* **Material supplied**
■ ■ ■ ■ ■
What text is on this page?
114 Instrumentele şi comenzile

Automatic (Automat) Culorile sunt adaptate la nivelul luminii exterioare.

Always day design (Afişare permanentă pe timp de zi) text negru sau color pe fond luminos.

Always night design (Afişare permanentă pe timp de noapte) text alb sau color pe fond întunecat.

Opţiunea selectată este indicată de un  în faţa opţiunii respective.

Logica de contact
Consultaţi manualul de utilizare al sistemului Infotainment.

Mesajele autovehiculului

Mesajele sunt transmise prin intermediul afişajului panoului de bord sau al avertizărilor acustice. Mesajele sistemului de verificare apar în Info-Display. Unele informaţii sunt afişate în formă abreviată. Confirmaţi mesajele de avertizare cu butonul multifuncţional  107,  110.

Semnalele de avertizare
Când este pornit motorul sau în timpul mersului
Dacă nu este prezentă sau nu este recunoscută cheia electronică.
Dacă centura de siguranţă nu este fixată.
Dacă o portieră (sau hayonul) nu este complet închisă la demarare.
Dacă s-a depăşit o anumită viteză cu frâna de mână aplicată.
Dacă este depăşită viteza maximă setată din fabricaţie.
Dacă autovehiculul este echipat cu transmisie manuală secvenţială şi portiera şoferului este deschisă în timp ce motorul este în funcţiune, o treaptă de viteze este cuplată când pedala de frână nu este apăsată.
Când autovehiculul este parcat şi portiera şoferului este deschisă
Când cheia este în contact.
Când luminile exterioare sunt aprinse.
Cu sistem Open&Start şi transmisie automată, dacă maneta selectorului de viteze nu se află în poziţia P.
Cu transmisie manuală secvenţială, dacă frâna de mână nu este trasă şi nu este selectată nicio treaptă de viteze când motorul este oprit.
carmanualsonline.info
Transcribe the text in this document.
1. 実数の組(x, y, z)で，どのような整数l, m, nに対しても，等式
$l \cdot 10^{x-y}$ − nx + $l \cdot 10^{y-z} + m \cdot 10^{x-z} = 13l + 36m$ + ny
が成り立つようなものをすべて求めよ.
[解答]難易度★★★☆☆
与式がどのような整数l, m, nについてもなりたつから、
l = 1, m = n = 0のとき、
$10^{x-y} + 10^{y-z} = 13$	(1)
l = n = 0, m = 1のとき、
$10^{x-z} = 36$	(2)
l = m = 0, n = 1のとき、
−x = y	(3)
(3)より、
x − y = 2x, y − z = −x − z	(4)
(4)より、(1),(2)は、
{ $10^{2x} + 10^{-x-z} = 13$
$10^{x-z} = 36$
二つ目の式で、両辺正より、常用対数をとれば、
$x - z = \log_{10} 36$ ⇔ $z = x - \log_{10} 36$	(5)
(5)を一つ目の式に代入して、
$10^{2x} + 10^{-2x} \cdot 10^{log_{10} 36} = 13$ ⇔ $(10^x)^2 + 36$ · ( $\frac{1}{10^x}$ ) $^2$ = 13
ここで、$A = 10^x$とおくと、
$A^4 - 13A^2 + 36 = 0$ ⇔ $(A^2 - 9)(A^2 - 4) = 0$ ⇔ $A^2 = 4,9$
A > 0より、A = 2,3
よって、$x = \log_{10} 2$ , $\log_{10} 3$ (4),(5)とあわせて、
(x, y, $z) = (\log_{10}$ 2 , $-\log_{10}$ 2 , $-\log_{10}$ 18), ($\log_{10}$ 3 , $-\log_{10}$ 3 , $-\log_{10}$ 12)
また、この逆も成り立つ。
■ ■ ■ ■ ■
* **Instruction**
Check every line of the data, and copy the ones that contain "contact".

* **Exercise result**
Logica de contact
Când cheia este în contact.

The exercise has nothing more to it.